### Information supplied ###

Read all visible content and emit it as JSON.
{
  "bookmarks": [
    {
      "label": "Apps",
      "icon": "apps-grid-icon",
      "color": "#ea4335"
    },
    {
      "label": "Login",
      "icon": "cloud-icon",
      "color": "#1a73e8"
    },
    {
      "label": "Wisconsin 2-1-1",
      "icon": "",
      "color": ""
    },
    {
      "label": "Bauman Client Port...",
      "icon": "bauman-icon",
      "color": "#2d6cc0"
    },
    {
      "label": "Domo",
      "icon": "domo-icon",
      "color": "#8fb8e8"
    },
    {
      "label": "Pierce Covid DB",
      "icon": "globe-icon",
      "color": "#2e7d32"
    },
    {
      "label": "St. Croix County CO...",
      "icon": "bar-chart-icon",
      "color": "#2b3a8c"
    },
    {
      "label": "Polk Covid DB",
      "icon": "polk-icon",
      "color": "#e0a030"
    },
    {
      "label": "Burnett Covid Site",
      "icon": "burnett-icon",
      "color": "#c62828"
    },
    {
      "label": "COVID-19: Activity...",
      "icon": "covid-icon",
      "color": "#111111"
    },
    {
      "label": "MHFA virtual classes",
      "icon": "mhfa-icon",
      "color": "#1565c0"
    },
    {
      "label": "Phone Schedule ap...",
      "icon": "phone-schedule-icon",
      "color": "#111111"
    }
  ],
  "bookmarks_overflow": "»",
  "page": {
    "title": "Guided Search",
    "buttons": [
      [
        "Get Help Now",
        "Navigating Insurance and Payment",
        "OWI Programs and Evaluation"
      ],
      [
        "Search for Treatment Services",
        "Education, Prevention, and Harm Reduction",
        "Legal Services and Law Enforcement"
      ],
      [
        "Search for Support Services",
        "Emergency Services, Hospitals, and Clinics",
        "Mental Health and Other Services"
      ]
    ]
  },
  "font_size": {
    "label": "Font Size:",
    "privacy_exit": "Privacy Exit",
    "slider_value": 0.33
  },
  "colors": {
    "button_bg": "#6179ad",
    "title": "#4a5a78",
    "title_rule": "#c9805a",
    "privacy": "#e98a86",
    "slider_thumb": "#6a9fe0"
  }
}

###

Reproduce the data in full, exactly as presented.

Task response:
Read all visible content and emit it as JSON.
{
  "bookmarks": [
    {
      "label": "Apps",
      "icon": "apps-grid-icon",
      "color": "#ea4335"
    },
    {
      "label": "Login",
      "icon": "cloud-icon",
      "color": "#1a73e8"
    },
    {
      "label": "Wisconsin 2-1-1",
      "icon": "",
      "color": ""
    },
    {
      "label": "Bauman Client Port...",
      "icon": "bauman-icon",
      "color": "#2d6cc0"
    },
    {
      "label": "Domo",
      "icon": "domo-icon",
      "color": "#8fb8e8"
    },
    {
      "label": "Pierce Covid DB",
      "icon": "globe-icon",
      "color": "#2e7d32"
    },
    {
      "label": "St. Croix County CO...",
      "icon": "bar-chart-icon",
      "color": "#2b3a8c"
    },
    {
      "label": "Polk Covid DB",
      "icon": "polk-icon",
      "color": "#e0a030"
    },
    {
      "label": "Burnett Covid Site",
      "icon": "burnett-icon",
      "color": "#c62828"
    },
    {
      "label": "COVID-19: Activity...",
      "icon": "covid-icon",
      "color": "#111111"
    },
    {
      "label": "MHFA virtual classes",
      "icon": "mhfa-icon",
      "color": "#1565c0"
    },
    {
      "label": "Phone Schedule ap...",
      "icon": "phone-schedule-icon",
      "color": "#111111"
    }
  ],
  "bookmarks_overflow": "»",
  "page": {
    "title": "Guided Search",
    "buttons": [
      [
        "Get Help Now",
        "Navigating Insurance and Payment",
        "OWI Programs and Evaluation"
      ],
      [
        "Search for Treatment Services",
        "Education, Prevention, and Harm Reduction",
        "Legal Services and Law Enforcement"
      ],
      [
        "Search for Support Services",
        "Emergency Services, Hospitals, and Clinics",
        "Mental Health and Other Services"
      ]
    ]
  },
  "font_size": {
    "label": "Font Size:",
    "privacy_exit": "Privacy Exit",
    "slider_value": 0.33
  },
  "colors": {
    "button_bg": "#6179ad",
    "title": "#4a5a78",
    "title_rule": "#c9805a",
    "privacy": "#e98a86",
    "slider_thumb": "#6a9fe0"
  }
}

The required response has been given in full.